___ Texto citado

A herança mística do vosso continente não se exprime somente na vida espiritual dos vossos fiéis, mas observa-se inclusivamente nos vossos antigos ritos. A antiga e respeitada tradição litúrgica sírio-malancar constitui um tesouro que reflecte a natureza universal da obra salvífica de Jesus Cristo, no contexto peculiar indiano. Na vossa celebração eucarística, assim como em todas as celebrações do Sacrifício pascal, ""está encerrado todo o bem espiritual da Igreja, ou seja, o próprio Cristo, nossa Páscoa e nosso Pão vivo [...]" Por isso, o olhar da Igreja está continuamente voltado para o seu Senhor, presente no Sacramento do altar, onde ela descobre a plena manifestação do seu imenso amor" (Ecclesia de Eucharistia EE 1).

3. Num momento de crescente secularismo e, por vezes, de aberto desprezo pela santidade da vida humana, os Bispos são chamados a recordar ao povo, através da sua pregação e dos seus ensinamentos, a necessidade de uma reflexão cada vez mais profunda sobre as questões morais e sociais. A presença sírio-malancar nos âmbitos da educação e dos serviços sociais põe-vos numa posição excelente, com vista a preparar todos os homens e mulheres de boa vontade para enfrentar tais questões de maneira verdadeiramente humana. Com efeito, todos os cristãos têm a obrigação de participar nesta missão profética, assumindo uma posição firme contra a actual crise de valores e recordando constantemente aos outros as verdades universais que se devem manifestar na vida de todos os dias. Com muita frequência, esta lição é ensinada mais através das acções do que mediante as palavras. Como afirma o Apóstolo Paulo: "Procurai a caridade. Aspirai também aos dons do Espírito, sobretudo à profecia" (1Co 14,1).

Para enfrentar este desafio de maneira adequada, é necessária uma inculturação da ética cristã a todos os níveis da sociedade humana; trata-se de uma tarefa difícil e delicada. "Por meio da sua própria missão, a Igreja caminha juntamente com toda a humanidade e experimenta com o mundo a mesma sorte terrestre; e é como que o fermento e a alma da sociedade humana, destinada a renovar-se em Cristo e a transformar-se em família de Deus" (Catecismo da Igreja Católica, CEC 854). A vossa longa experiência como pequena comunidade de cristãos numa terra, onde a maioria é não-cristã, preparou-vos para ser este "fermento", este oportuno instrumento de transformação. Tal processo nunca é simplesmente "exterior", mas exige uma mudança interior dos valores culturais, através da integração no cristianismo e a sua consequente inserção nas diversas culturas humanas. Contudo, esta tarefa complicada não pode ser realizada sem uma reflexão e uma avaliação adequadas, assegurando que a mensagem salvífica de Cristo nunca se desvirtue ou fique alterada, na tentativa de a tornar mais cultural ou socialmente aceitável (cf. Ecclesia in Asia ).

______
___ Dados fornecidos

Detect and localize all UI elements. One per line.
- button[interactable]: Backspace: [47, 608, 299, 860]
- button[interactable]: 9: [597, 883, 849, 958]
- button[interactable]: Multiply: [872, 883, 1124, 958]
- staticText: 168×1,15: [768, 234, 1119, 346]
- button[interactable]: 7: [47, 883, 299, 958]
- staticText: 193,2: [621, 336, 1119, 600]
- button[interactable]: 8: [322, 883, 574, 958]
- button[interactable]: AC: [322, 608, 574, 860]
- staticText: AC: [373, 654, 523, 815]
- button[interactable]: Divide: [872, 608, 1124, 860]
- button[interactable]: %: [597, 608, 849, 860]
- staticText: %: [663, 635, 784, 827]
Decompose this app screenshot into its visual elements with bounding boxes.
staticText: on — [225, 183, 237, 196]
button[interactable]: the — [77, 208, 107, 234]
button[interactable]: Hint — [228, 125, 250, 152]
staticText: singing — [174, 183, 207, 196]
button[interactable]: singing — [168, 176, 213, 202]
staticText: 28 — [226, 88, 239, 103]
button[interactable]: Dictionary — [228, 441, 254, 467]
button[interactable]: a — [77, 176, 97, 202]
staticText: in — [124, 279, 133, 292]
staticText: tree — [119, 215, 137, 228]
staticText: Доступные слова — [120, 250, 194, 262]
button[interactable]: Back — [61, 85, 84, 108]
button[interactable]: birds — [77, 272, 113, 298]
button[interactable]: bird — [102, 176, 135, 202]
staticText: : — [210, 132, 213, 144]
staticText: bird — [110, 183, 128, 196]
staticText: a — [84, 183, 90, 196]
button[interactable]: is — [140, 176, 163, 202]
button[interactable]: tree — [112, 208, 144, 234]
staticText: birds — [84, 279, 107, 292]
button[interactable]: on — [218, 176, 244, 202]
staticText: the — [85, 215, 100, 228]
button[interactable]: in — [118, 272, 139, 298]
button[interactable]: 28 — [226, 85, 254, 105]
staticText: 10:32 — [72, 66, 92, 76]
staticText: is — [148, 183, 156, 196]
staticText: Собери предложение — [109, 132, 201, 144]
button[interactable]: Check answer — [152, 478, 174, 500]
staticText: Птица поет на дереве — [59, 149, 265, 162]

______

*Tarefa breve:* Devolva sem alterações o trecho do texto sobre a Igreja sírio-malancar, começando em "A herança mística" e terminando em "Eucharistia EE 1).".

*Resultado do exercício:*
A herança mística do vosso continente não se exprime somente na vida espiritual dos vossos fiéis, mas observa-se inclusivamente nos vossos antigos ritos. A antiga e respeitada tradição litúrgica sírio-malancar constitui um tesouro que reflecte a natureza universal da obra salvífica de Jesus Cristo, no contexto peculiar indiano. Na vossa celebração eucarística, assim como em todas as celebrações do Sacrifício pascal, ""está encerrado todo o bem espiritual da Igreja, ou seja, o próprio Cristo, nossa Páscoa e nosso Pão vivo [...]" Por isso, o olhar da Igreja está continuamente voltado para o seu Senhor, presente no Sacramento do altar, onde ela descobre a plena manifestação do seu imenso amor" (Ecclesia de Eucharistia EE 1).